### TASK PROMPT
Copy all entries without alteration and skip the pictures they hold.

### Saved entries

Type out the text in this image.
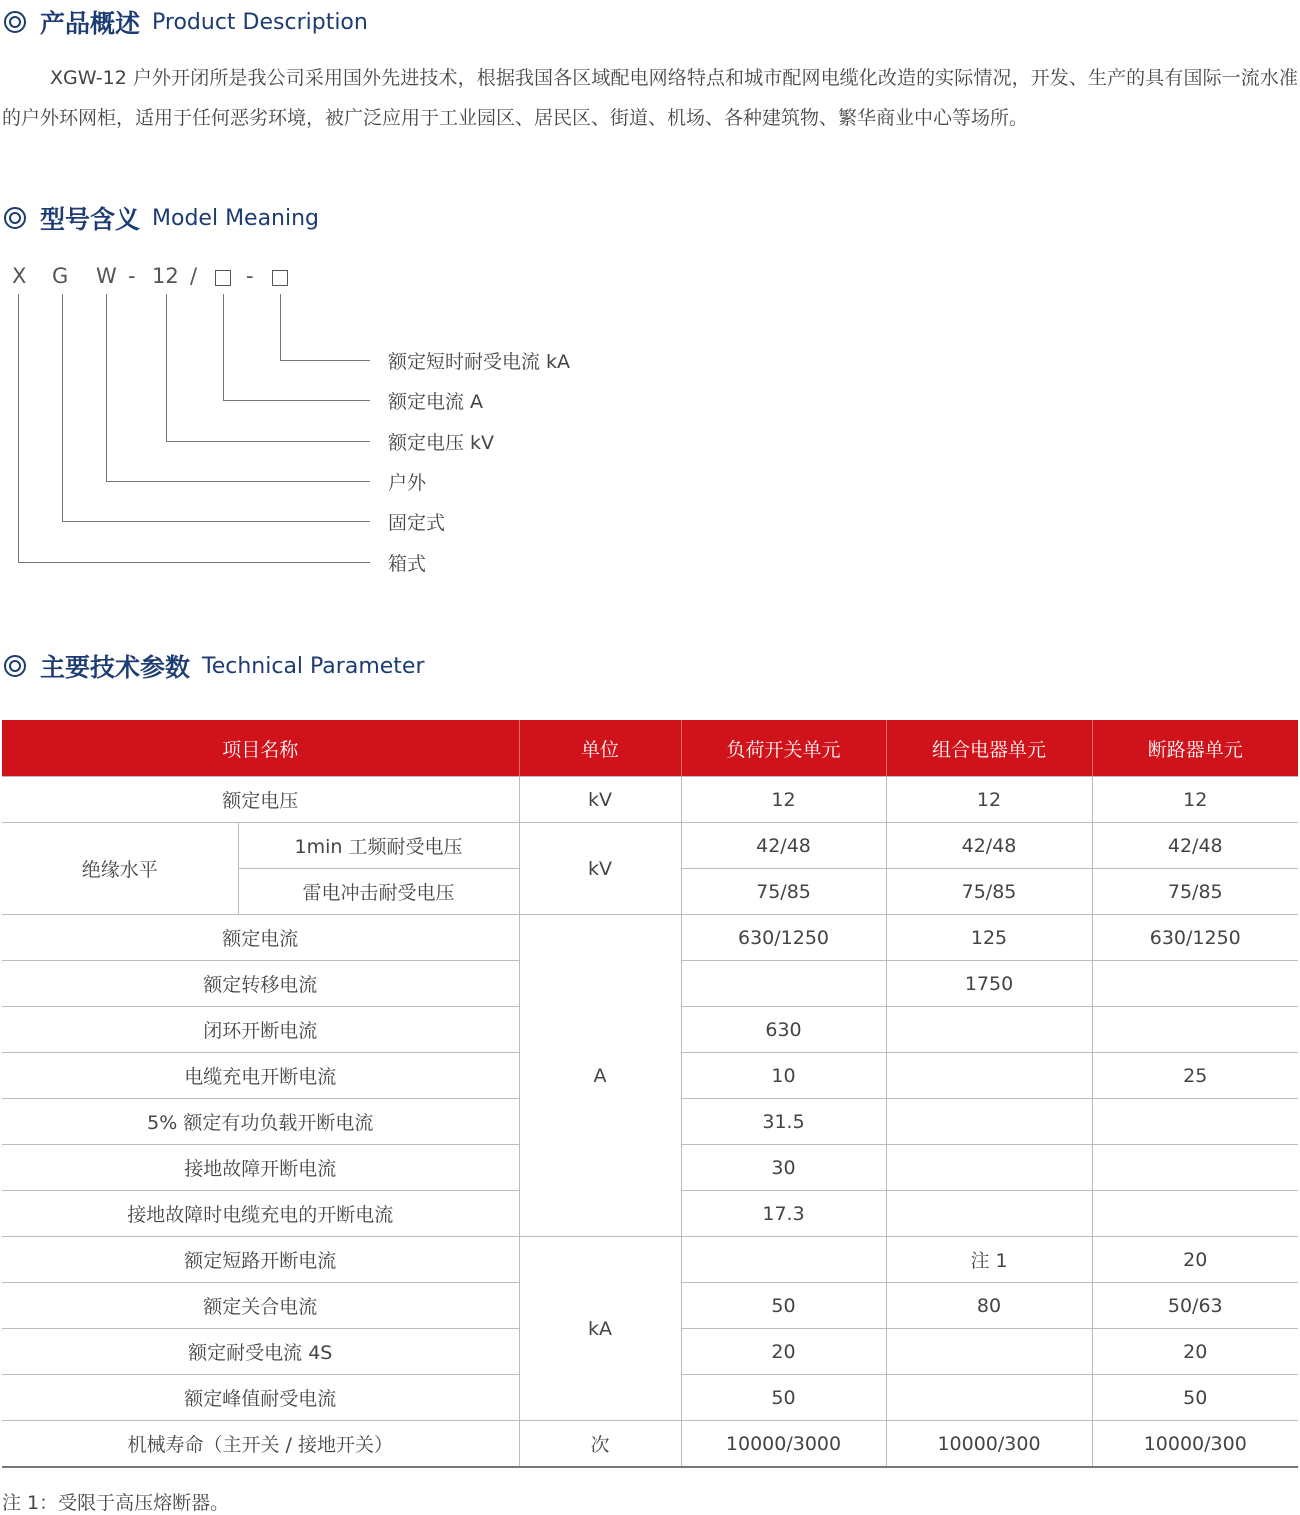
产品概述 Product Description

XGW-12 户外开闭所是我公司采用国外先进技术，根据我国各区域配电网络特点和城市配网电缆化改造的实际情况，开发、生产的具有国际一流水准的户外环网柜，适用于任何恶劣环境，被广泛应用于工业园区、居民区、街道、机场、各种建筑物、繁华商业中心等场所。

型号含义 Model Meaning
X G W - 12 / -
额定短时耐受电流 kA
额定电流 A
额定电压 kV
户外
固定式
箱式
主要技术参数 Technical Parameter
项目名称		单位	负荷开关单元	组合电器单元	断路器单元
额定电压		kV	12	12	12
绝缘水平	1min 工频耐受电压	kV	42/48	42/48	42/48
	雷电冲击耐受电压		75/85	75/85	75/85
额定电流		A	630/1250	125	630/1250
额定转移电流				1750	
闭环开断电流			630		
电缆充电开断电流			10		25
5% 额定有功负载开断电流			31.5		
接地故障开断电流			30		
接地故障时电缆充电的开断电流			17.3		
额定短路开断电流		kA		注 1	20
额定关合电流			50	80	50/63
额定耐受电流 4S			20		20
额定峰值耐受电流			50		50
机械寿命（主开关 / 接地开关）		次	10000/3000	10000/300	10000/300
注 1：受限于高压熔断器。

### COMPLETED TASK
Type out the text in this image.
产品概述 Product Description

XGW-12 户外开闭所是我公司采用国外先进技术，根据我国各区域配电网络特点和城市配网电缆化改造的实际情况，开发、生产的具有国际一流水准的户外环网柜，适用于任何恶劣环境，被广泛应用于工业园区、居民区、街道、机场、各种建筑物、繁华商业中心等场所。

型号含义 Model Meaning
X G W - 12 / -
额定短时耐受电流 kA
额定电流 A
额定电压 kV
户外
固定式
箱式
主要技术参数 Technical Parameter
项目名称		单位	负荷开关单元	组合电器单元	断路器单元
额定电压		kV	12	12	12
绝缘水平	1min 工频耐受电压	kV	42/48	42/48	42/48
	雷电冲击耐受电压		75/85	75/85	75/85
额定电流		A	630/1250	125	630/1250
额定转移电流				1750	
闭环开断电流			630		
电缆充电开断电流			10		25
5% 额定有功负载开断电流			31.5		
接地故障开断电流			30		
接地故障时电缆充电的开断电流			17.3		
额定短路开断电流		kA		注 1	20
额定关合电流			50	80	50/63
额定耐受电流 4S			20		20
额定峰值耐受电流			50		50
机械寿命（主开关 / 接地开关）		次	10000/3000	10000/300	10000/300
注 1：受限于高压熔断器。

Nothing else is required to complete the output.